REQUIRED WORK
Find and copy lines holding "text".
####################
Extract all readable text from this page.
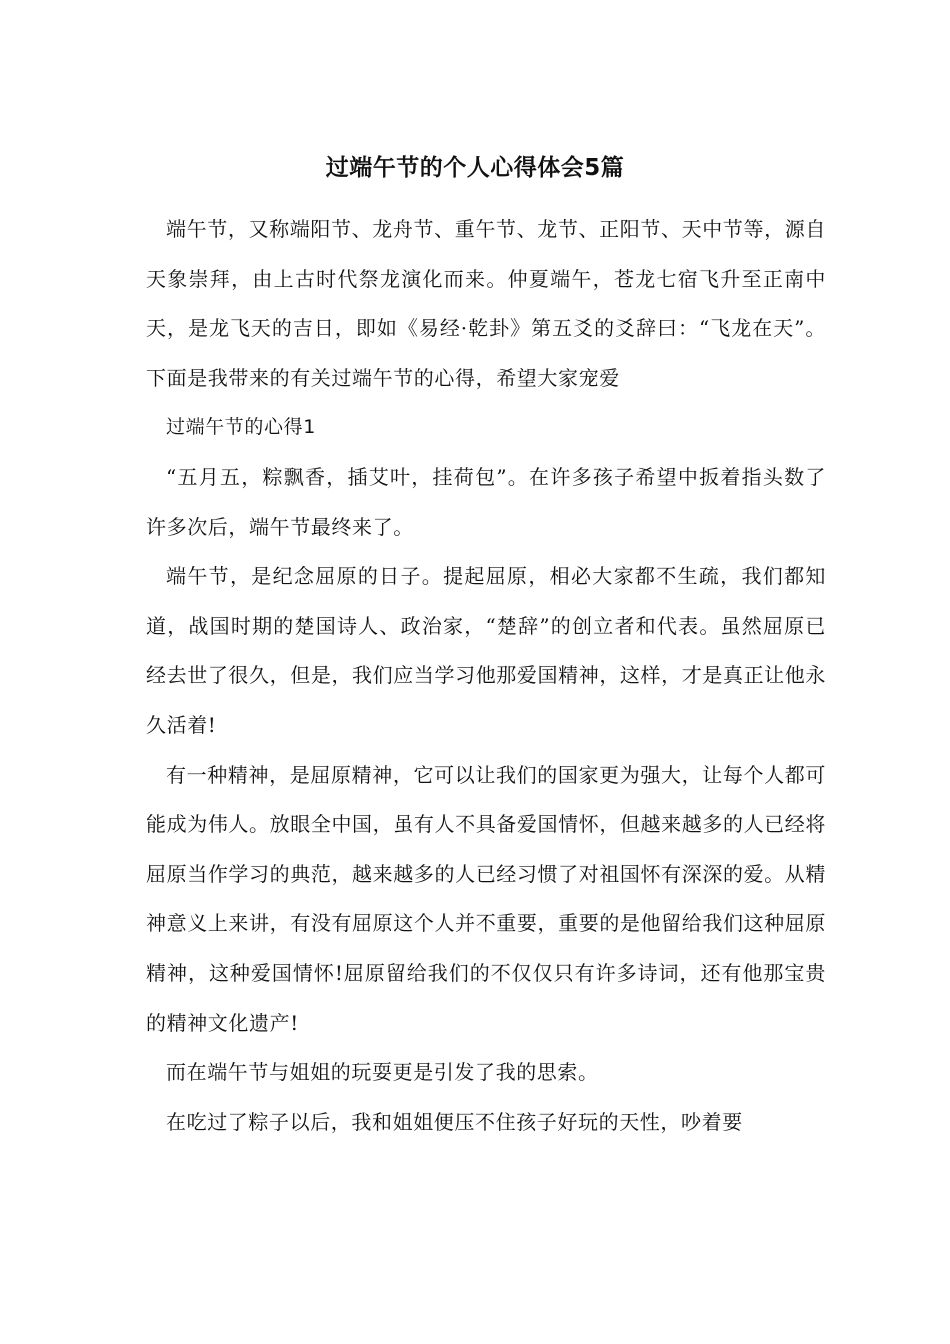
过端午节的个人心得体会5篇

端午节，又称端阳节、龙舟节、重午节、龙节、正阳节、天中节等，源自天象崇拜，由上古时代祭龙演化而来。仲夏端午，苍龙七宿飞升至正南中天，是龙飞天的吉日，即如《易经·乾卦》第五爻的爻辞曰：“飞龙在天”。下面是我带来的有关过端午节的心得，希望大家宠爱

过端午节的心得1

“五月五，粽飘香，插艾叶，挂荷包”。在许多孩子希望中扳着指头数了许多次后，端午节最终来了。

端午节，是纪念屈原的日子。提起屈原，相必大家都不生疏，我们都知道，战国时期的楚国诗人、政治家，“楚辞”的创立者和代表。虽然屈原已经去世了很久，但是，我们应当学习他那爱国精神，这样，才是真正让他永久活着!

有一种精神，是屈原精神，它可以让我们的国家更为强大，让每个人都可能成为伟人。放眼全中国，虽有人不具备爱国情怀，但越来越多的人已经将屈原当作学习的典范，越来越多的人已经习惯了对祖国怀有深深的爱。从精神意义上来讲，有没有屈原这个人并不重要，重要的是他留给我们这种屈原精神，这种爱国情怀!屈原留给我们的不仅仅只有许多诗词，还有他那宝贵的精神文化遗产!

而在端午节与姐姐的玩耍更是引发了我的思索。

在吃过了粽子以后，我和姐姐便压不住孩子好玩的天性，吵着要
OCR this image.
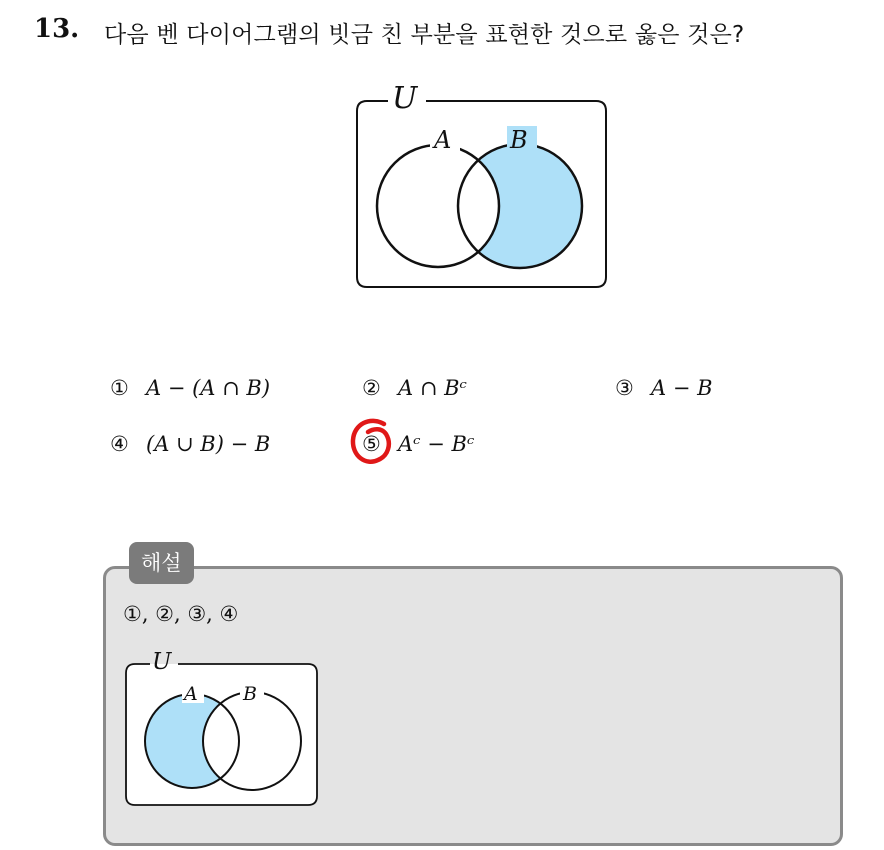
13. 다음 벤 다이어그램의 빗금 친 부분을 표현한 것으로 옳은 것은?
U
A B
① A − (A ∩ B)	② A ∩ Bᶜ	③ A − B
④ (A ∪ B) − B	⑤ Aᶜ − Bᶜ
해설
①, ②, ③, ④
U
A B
####################
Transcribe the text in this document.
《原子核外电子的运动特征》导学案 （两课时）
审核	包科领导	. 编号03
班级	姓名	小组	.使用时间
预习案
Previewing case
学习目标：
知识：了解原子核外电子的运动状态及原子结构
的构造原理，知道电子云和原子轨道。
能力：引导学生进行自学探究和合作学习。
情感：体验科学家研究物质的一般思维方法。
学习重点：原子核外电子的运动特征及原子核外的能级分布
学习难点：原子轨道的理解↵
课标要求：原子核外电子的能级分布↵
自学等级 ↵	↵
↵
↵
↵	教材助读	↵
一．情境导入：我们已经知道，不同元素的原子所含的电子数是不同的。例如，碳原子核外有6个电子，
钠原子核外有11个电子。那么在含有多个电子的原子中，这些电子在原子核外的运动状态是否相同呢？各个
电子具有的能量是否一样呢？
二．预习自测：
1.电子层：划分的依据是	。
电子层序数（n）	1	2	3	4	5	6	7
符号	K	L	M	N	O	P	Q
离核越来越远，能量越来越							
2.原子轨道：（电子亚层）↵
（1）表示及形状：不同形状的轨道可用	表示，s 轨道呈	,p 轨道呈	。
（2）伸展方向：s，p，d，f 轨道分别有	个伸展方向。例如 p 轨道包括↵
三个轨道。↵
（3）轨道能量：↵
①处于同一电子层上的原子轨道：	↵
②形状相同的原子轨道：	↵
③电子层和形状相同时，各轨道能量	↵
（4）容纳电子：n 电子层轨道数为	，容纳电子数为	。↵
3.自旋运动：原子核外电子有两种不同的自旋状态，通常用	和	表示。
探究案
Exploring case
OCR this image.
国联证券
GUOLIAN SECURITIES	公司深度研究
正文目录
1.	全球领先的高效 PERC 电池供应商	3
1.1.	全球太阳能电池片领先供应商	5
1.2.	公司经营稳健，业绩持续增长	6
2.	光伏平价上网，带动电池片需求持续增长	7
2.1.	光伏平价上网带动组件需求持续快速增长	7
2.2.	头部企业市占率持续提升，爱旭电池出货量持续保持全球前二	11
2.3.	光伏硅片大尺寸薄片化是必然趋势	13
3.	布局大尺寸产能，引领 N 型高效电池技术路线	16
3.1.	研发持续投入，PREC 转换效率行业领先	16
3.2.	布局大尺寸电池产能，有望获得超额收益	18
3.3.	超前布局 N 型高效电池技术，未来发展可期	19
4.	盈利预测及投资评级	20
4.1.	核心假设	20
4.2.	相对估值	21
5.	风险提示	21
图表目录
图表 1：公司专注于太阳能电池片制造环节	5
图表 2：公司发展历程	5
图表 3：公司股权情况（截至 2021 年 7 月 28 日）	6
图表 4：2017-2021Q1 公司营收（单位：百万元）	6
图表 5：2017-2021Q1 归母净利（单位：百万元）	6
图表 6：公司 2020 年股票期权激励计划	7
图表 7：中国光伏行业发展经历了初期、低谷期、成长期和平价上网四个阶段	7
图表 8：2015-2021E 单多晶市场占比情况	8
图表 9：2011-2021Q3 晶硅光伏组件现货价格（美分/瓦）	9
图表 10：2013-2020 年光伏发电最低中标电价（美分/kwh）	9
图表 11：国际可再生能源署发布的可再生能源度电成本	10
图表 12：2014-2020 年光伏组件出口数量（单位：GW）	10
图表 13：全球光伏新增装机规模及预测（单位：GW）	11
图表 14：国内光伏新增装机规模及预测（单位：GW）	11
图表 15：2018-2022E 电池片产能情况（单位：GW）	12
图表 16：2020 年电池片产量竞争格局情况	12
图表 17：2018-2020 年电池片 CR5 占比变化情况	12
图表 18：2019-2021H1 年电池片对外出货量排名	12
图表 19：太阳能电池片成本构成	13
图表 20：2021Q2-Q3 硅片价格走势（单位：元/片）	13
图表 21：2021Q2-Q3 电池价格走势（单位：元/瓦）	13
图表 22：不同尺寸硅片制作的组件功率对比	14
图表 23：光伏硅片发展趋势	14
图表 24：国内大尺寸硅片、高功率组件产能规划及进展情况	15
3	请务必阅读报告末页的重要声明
####################
CORRECT RESPONSE
Extract all readable text from this page.
Transcribe the text in this document.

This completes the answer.